Wherever the word "data" appears in a line, extract that line.
::::
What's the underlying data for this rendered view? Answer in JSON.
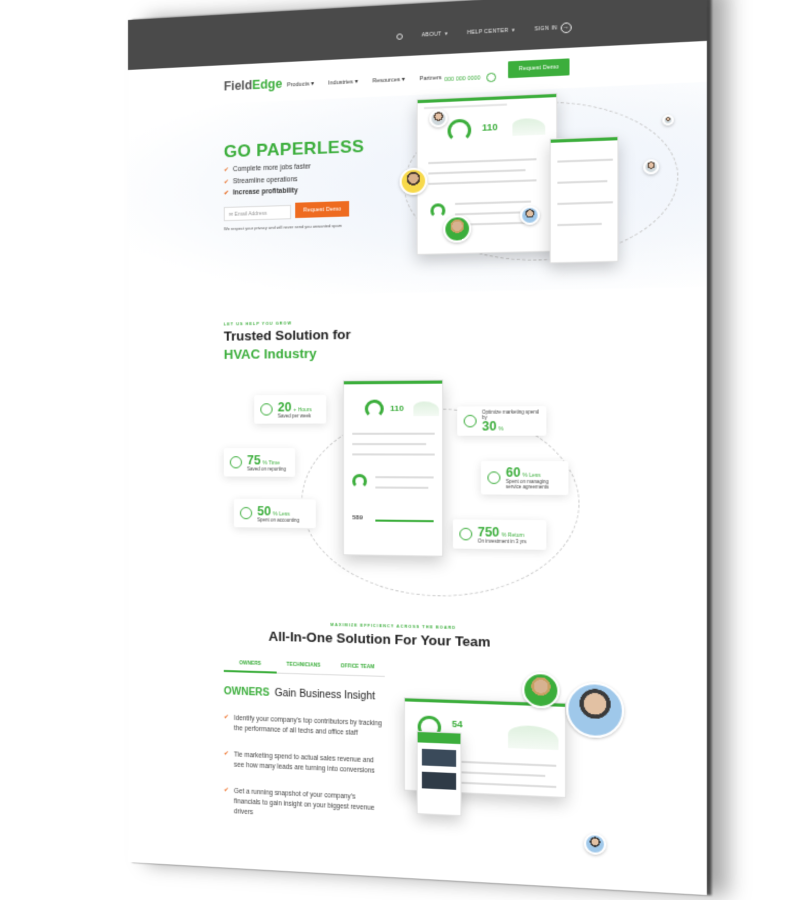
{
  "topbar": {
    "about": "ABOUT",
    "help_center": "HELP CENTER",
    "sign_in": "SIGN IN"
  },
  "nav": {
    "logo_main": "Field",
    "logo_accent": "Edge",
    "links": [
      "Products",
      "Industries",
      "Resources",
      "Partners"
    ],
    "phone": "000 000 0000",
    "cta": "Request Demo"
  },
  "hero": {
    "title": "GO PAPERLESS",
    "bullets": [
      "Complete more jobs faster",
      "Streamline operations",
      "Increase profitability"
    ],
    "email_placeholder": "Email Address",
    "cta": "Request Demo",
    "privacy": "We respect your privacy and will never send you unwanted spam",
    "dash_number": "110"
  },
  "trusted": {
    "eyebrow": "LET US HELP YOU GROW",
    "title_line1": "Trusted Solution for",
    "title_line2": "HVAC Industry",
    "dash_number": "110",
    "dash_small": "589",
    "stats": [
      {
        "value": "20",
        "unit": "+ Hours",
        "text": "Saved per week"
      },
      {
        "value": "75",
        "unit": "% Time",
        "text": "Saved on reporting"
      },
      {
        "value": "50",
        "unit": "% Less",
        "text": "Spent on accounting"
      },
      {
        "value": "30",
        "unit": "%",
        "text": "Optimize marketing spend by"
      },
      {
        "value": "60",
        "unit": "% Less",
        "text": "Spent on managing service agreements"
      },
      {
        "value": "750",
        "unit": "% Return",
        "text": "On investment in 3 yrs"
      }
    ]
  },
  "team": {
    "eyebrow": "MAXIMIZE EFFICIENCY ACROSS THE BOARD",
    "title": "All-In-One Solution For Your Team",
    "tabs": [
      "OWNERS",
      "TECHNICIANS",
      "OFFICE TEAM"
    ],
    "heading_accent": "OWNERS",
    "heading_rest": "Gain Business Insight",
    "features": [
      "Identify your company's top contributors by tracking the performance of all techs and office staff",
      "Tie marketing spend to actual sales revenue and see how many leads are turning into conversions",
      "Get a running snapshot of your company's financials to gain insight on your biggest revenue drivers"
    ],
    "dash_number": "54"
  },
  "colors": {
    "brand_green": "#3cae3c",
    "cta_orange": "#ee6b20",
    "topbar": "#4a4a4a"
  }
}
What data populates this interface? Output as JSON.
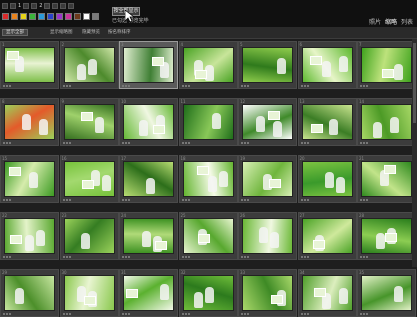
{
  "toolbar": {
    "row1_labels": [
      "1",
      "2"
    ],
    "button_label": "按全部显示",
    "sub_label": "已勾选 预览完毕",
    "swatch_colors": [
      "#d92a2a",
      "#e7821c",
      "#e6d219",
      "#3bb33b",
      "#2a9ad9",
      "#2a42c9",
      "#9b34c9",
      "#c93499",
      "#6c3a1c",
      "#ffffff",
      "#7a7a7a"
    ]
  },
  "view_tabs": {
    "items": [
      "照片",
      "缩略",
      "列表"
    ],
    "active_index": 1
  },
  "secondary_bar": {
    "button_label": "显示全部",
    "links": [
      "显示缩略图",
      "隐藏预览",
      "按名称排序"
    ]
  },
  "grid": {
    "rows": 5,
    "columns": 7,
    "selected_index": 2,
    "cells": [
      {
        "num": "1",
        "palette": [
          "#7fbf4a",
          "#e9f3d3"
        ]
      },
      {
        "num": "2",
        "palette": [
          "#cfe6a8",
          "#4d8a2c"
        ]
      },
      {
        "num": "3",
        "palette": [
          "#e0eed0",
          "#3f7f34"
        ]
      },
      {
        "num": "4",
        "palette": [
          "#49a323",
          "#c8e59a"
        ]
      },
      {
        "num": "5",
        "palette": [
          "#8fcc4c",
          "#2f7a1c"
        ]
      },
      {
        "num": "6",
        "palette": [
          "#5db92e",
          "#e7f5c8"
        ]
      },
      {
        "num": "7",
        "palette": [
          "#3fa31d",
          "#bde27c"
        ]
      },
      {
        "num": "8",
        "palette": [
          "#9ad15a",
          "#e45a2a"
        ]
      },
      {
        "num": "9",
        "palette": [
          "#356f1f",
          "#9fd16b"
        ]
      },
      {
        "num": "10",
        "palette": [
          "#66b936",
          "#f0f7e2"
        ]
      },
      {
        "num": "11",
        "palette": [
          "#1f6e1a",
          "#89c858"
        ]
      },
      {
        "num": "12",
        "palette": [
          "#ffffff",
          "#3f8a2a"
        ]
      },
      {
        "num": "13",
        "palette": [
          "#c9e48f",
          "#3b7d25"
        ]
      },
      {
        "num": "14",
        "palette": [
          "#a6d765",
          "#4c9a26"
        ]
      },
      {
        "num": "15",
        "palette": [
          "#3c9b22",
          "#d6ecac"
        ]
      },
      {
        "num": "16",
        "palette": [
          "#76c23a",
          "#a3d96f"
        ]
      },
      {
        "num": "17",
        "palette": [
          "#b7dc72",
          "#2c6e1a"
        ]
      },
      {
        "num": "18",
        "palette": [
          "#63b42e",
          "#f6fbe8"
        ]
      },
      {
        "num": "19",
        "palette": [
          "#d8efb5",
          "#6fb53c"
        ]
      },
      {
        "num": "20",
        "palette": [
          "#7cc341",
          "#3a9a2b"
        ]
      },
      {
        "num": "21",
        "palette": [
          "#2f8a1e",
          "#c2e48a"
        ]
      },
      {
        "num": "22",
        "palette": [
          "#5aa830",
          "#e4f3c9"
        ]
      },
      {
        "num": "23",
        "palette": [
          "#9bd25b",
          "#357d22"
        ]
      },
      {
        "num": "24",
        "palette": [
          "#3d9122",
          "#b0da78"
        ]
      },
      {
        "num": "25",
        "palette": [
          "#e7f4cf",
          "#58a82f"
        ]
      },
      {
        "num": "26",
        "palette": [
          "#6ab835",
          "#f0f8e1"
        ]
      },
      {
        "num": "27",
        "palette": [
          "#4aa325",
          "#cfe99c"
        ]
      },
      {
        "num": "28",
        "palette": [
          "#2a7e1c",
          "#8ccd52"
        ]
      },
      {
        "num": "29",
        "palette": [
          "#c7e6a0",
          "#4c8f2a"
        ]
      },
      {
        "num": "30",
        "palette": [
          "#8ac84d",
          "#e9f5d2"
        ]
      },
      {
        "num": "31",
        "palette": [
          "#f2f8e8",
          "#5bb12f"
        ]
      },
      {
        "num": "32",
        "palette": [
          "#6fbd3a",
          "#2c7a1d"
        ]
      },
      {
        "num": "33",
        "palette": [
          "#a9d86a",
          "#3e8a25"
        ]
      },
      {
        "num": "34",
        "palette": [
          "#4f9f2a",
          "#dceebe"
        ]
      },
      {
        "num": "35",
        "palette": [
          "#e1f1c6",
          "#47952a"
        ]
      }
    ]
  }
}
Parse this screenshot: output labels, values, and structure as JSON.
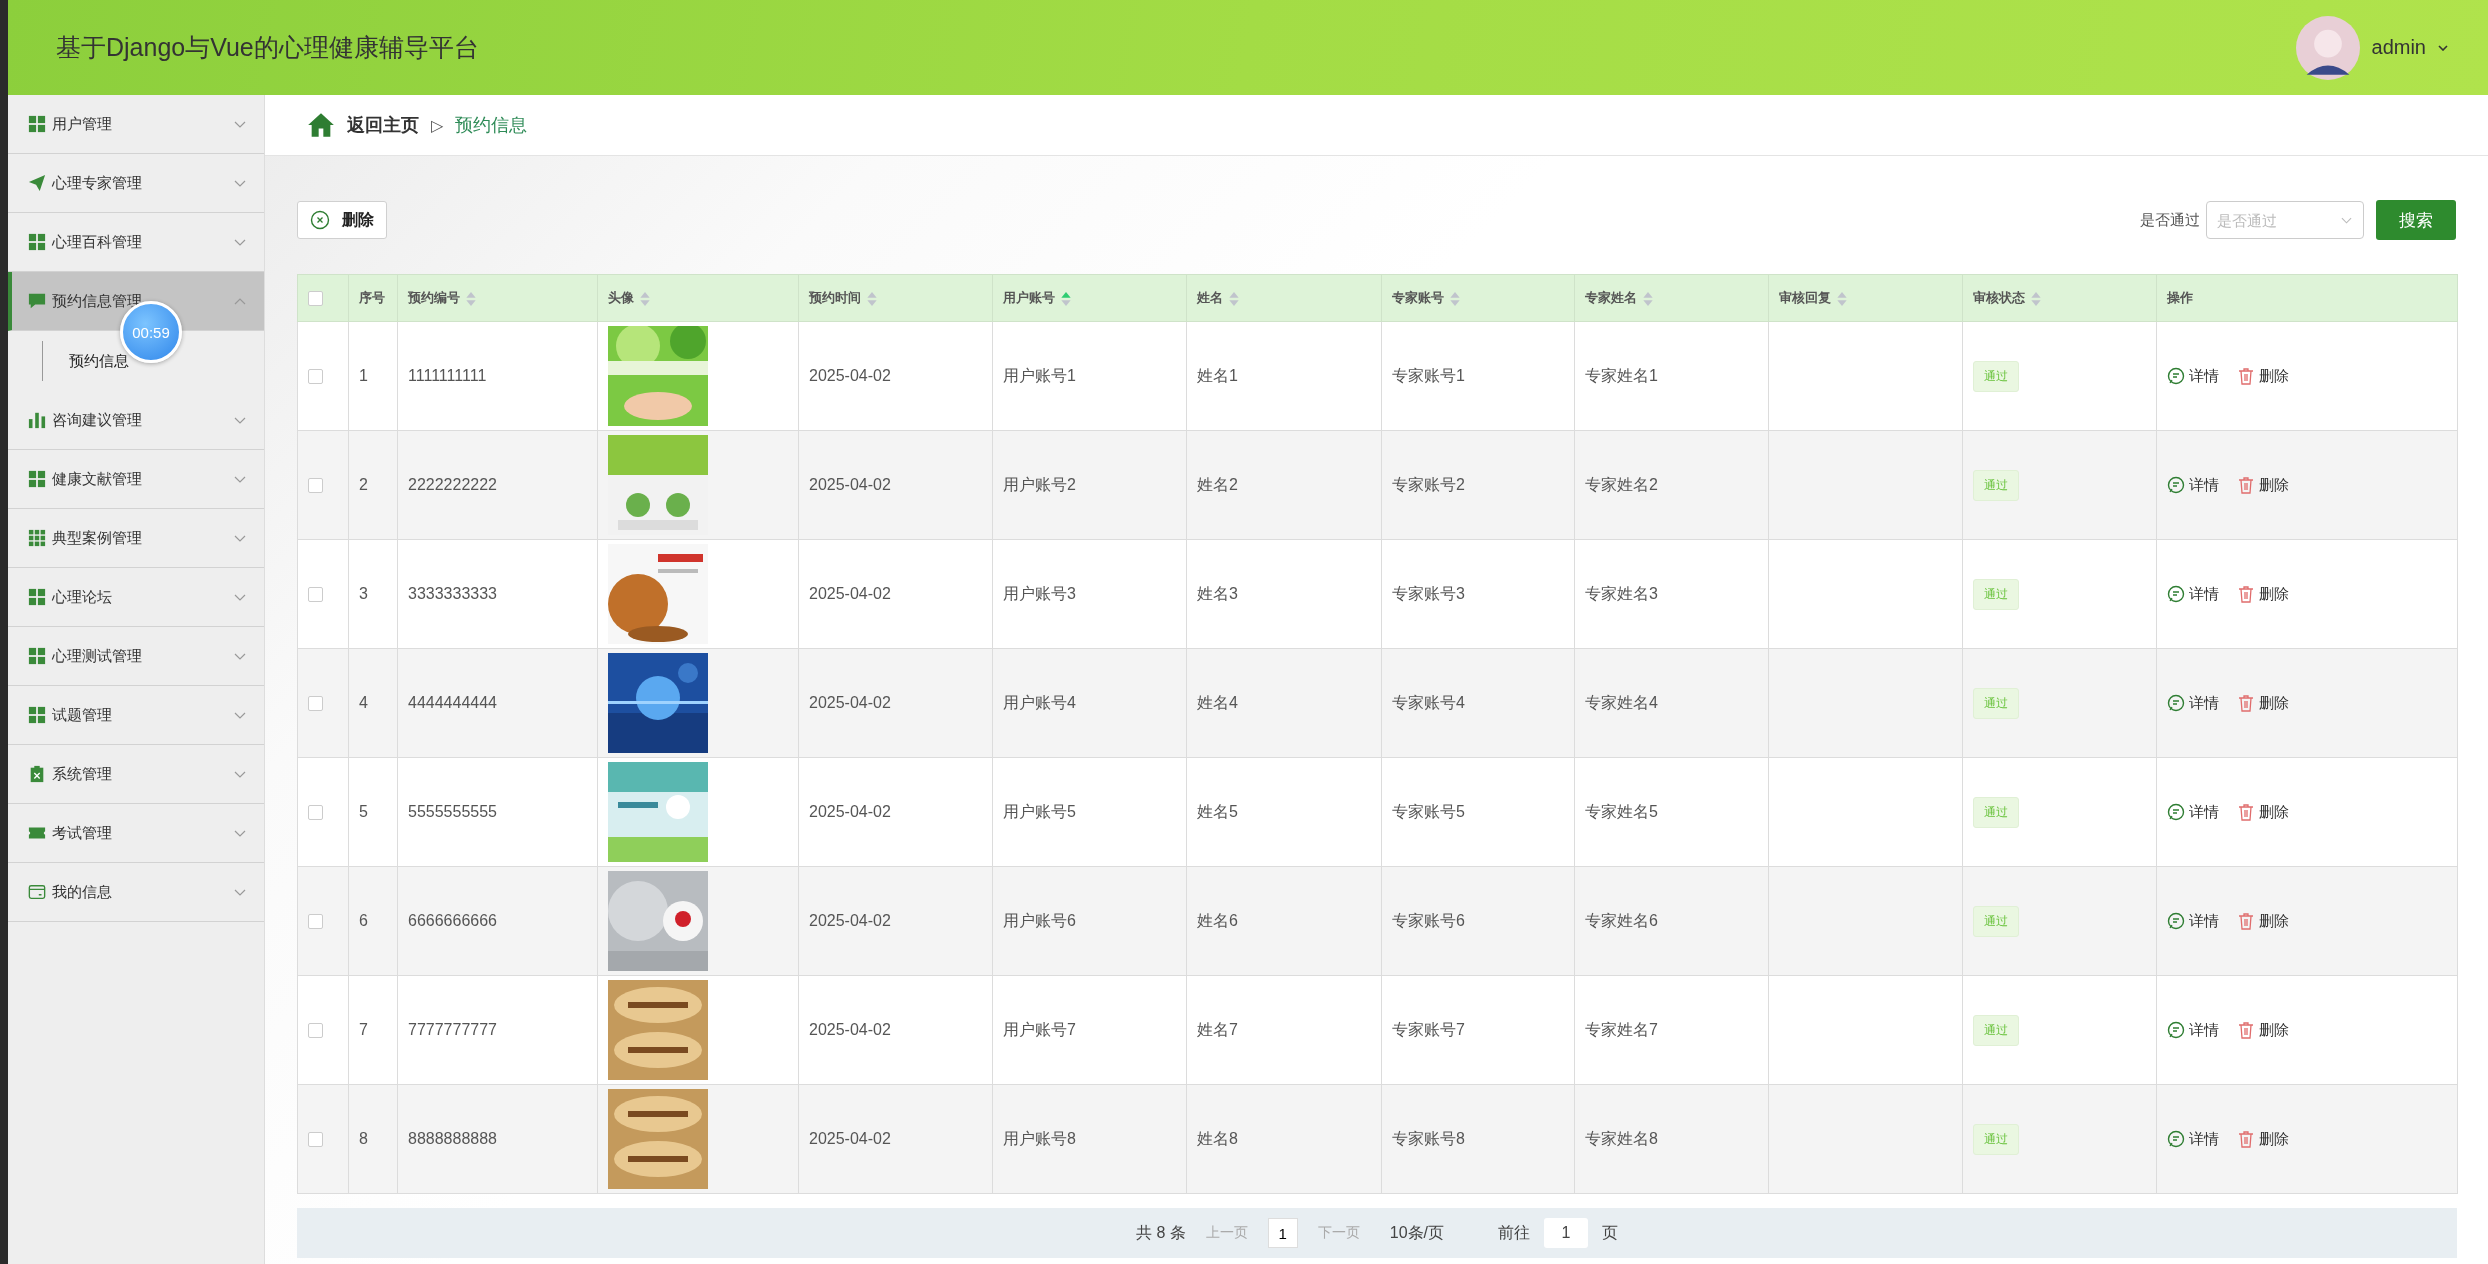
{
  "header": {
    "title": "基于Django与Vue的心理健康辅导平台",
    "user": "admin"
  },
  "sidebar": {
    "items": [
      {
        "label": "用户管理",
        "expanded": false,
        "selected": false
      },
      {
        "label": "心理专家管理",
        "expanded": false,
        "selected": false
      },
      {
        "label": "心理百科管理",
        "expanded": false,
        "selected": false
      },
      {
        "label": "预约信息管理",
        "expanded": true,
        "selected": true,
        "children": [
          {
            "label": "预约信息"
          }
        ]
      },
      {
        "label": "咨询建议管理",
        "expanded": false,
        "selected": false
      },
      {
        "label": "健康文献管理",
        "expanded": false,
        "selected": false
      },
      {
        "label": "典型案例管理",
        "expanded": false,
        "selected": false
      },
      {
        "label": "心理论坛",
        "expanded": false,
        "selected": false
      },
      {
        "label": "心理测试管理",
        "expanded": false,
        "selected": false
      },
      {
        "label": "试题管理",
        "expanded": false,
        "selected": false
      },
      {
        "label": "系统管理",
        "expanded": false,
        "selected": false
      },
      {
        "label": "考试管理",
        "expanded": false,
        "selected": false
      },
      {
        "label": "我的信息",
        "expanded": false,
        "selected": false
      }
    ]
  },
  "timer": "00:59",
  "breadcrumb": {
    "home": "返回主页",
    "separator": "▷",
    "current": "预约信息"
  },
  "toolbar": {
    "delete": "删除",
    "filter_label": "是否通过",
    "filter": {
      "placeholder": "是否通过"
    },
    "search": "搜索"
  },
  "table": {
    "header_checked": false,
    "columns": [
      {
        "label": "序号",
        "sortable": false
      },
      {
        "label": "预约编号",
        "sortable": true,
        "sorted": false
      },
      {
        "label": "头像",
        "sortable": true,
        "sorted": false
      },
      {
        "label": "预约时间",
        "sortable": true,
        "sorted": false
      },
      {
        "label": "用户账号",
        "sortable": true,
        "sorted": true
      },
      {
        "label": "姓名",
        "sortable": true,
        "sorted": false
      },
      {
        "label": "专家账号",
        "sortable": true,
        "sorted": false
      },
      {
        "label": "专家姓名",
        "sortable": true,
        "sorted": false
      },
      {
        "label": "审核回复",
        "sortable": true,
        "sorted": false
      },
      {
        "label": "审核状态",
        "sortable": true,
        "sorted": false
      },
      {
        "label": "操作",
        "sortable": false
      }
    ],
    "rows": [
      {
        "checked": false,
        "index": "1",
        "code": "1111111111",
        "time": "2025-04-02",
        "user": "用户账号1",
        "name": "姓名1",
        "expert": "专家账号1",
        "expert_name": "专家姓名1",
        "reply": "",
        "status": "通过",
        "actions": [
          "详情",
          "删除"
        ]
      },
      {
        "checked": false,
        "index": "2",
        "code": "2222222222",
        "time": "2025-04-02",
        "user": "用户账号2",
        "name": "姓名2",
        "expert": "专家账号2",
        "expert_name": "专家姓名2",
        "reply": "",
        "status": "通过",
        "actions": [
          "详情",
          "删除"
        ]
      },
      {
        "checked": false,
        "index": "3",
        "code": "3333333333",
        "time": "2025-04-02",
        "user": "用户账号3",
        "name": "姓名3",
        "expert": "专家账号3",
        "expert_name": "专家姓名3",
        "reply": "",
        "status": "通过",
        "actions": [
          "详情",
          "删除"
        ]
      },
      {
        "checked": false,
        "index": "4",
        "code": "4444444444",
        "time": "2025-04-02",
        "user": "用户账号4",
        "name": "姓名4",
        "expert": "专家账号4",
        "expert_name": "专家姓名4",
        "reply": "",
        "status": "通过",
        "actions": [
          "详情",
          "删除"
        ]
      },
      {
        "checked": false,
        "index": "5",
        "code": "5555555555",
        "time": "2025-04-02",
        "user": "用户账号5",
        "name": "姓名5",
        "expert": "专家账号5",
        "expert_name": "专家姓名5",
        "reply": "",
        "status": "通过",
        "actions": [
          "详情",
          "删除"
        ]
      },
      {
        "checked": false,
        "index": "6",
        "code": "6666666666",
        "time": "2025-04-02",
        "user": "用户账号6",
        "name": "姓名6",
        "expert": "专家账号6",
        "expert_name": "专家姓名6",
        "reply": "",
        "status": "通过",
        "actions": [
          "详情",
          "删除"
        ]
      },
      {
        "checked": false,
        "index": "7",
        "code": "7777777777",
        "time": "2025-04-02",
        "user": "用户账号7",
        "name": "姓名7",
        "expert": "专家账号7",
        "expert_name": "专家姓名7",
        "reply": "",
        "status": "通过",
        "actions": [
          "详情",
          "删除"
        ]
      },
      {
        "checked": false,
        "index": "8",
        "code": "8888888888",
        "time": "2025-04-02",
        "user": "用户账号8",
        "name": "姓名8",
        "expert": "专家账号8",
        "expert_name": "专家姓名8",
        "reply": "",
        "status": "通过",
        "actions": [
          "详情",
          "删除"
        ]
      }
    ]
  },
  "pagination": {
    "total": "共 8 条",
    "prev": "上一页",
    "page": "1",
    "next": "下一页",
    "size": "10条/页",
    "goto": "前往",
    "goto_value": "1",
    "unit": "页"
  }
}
::::
__Finished task__.
What's the underlying data for this rendered view? Answer in JSON.
What data populates this interface? Output as JSON.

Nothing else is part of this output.